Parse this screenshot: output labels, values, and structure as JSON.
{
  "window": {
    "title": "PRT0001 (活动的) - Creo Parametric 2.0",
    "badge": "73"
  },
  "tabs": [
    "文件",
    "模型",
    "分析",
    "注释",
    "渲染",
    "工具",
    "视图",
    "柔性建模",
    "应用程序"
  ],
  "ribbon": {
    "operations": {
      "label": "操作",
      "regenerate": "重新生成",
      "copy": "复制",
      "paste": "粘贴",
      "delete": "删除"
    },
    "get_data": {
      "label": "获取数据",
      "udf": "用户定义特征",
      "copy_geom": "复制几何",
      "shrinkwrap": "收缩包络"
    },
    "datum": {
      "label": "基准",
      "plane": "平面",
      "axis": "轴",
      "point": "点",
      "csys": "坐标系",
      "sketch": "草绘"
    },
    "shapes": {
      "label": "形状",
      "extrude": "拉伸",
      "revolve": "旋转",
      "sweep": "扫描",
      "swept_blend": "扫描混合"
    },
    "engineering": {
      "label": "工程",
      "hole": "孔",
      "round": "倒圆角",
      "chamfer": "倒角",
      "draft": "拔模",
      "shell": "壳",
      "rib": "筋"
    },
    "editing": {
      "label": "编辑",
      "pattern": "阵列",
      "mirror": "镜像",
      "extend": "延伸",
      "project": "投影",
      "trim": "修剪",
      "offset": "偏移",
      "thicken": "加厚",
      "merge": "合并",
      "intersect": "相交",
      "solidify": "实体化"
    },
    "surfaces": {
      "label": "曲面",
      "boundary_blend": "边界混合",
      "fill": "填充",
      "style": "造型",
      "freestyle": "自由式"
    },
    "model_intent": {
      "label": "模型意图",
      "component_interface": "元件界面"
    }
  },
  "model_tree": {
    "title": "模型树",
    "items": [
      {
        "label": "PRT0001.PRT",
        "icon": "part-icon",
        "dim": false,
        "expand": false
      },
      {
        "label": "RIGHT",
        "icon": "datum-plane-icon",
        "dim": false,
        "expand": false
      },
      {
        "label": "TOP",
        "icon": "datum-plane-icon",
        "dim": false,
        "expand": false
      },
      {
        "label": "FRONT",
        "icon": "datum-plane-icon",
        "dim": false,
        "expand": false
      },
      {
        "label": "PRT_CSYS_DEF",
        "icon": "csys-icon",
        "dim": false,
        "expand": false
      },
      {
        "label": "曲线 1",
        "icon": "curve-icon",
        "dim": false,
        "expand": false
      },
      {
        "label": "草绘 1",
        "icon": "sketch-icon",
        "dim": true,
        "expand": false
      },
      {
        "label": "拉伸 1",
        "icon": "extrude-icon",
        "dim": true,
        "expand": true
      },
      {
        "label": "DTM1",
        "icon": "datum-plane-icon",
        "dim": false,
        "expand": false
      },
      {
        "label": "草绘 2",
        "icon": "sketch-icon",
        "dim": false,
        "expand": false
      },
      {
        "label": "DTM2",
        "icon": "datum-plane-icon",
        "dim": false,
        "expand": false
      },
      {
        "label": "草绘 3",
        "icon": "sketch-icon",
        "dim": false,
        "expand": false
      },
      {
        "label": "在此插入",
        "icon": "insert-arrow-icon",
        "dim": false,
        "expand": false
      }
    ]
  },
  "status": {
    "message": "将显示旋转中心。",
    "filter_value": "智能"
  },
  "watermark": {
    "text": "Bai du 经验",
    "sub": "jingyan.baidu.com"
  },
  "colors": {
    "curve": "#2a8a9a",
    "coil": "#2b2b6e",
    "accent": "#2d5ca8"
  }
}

[PROBLEM] Output each record exactly, leaving nothing out.

[RIGHT ANSWER]
Parse this screenshot: output labels, values, and structure as JSON.
{
  "window": {
    "title": "PRT0001 (活动的) - Creo Parametric 2.0",
    "badge": "73"
  },
  "tabs": [
    "文件",
    "模型",
    "分析",
    "注释",
    "渲染",
    "工具",
    "视图",
    "柔性建模",
    "应用程序"
  ],
  "ribbon": {
    "operations": {
      "label": "操作",
      "regenerate": "重新生成",
      "copy": "复制",
      "paste": "粘贴",
      "delete": "删除"
    },
    "get_data": {
      "label": "获取数据",
      "udf": "用户定义特征",
      "copy_geom": "复制几何",
      "shrinkwrap": "收缩包络"
    },
    "datum": {
      "label": "基准",
      "plane": "平面",
      "axis": "轴",
      "point": "点",
      "csys": "坐标系",
      "sketch": "草绘"
    },
    "shapes": {
      "label": "形状",
      "extrude": "拉伸",
      "revolve": "旋转",
      "sweep": "扫描",
      "swept_blend": "扫描混合"
    },
    "engineering": {
      "label": "工程",
      "hole": "孔",
      "round": "倒圆角",
      "chamfer": "倒角",
      "draft": "拔模",
      "shell": "壳",
      "rib": "筋"
    },
    "editing": {
      "label": "编辑",
      "pattern": "阵列",
      "mirror": "镜像",
      "extend": "延伸",
      "project": "投影",
      "trim": "修剪",
      "offset": "偏移",
      "thicken": "加厚",
      "merge": "合并",
      "intersect": "相交",
      "solidify": "实体化"
    },
    "surfaces": {
      "label": "曲面",
      "boundary_blend": "边界混合",
      "fill": "填充",
      "style": "造型",
      "freestyle": "自由式"
    },
    "model_intent": {
      "label": "模型意图",
      "component_interface": "元件界面"
    }
  },
  "model_tree": {
    "title": "模型树",
    "items": [
      {
        "label": "PRT0001.PRT",
        "icon": "part-icon",
        "dim": false,
        "expand": false
      },
      {
        "label": "RIGHT",
        "icon": "datum-plane-icon",
        "dim": false,
        "expand": false
      },
      {
        "label": "TOP",
        "icon": "datum-plane-icon",
        "dim": false,
        "expand": false
      },
      {
        "label": "FRONT",
        "icon": "datum-plane-icon",
        "dim": false,
        "expand": false
      },
      {
        "label": "PRT_CSYS_DEF",
        "icon": "csys-icon",
        "dim": false,
        "expand": false
      },
      {
        "label": "曲线 1",
        "icon": "curve-icon",
        "dim": false,
        "expand": false
      },
      {
        "label": "草绘 1",
        "icon": "sketch-icon",
        "dim": true,
        "expand": false
      },
      {
        "label": "拉伸 1",
        "icon": "extrude-icon",
        "dim": true,
        "expand": true
      },
      {
        "label": "DTM1",
        "icon": "datum-plane-icon",
        "dim": false,
        "expand": false
      },
      {
        "label": "草绘 2",
        "icon": "sketch-icon",
        "dim": false,
        "expand": false
      },
      {
        "label": "DTM2",
        "icon": "datum-plane-icon",
        "dim": false,
        "expand": false
      },
      {
        "label": "草绘 3",
        "icon": "sketch-icon",
        "dim": false,
        "expand": false
      },
      {
        "label": "在此插入",
        "icon": "insert-arrow-icon",
        "dim": false,
        "expand": false
      }
    ]
  },
  "status": {
    "message": "将显示旋转中心。",
    "filter_value": "智能"
  },
  "watermark": {
    "text": "Bai du 经验",
    "sub": "jingyan.baidu.com"
  },
  "colors": {
    "curve": "#2a8a9a",
    "coil": "#2b2b6e",
    "accent": "#2d5ca8"
  }
}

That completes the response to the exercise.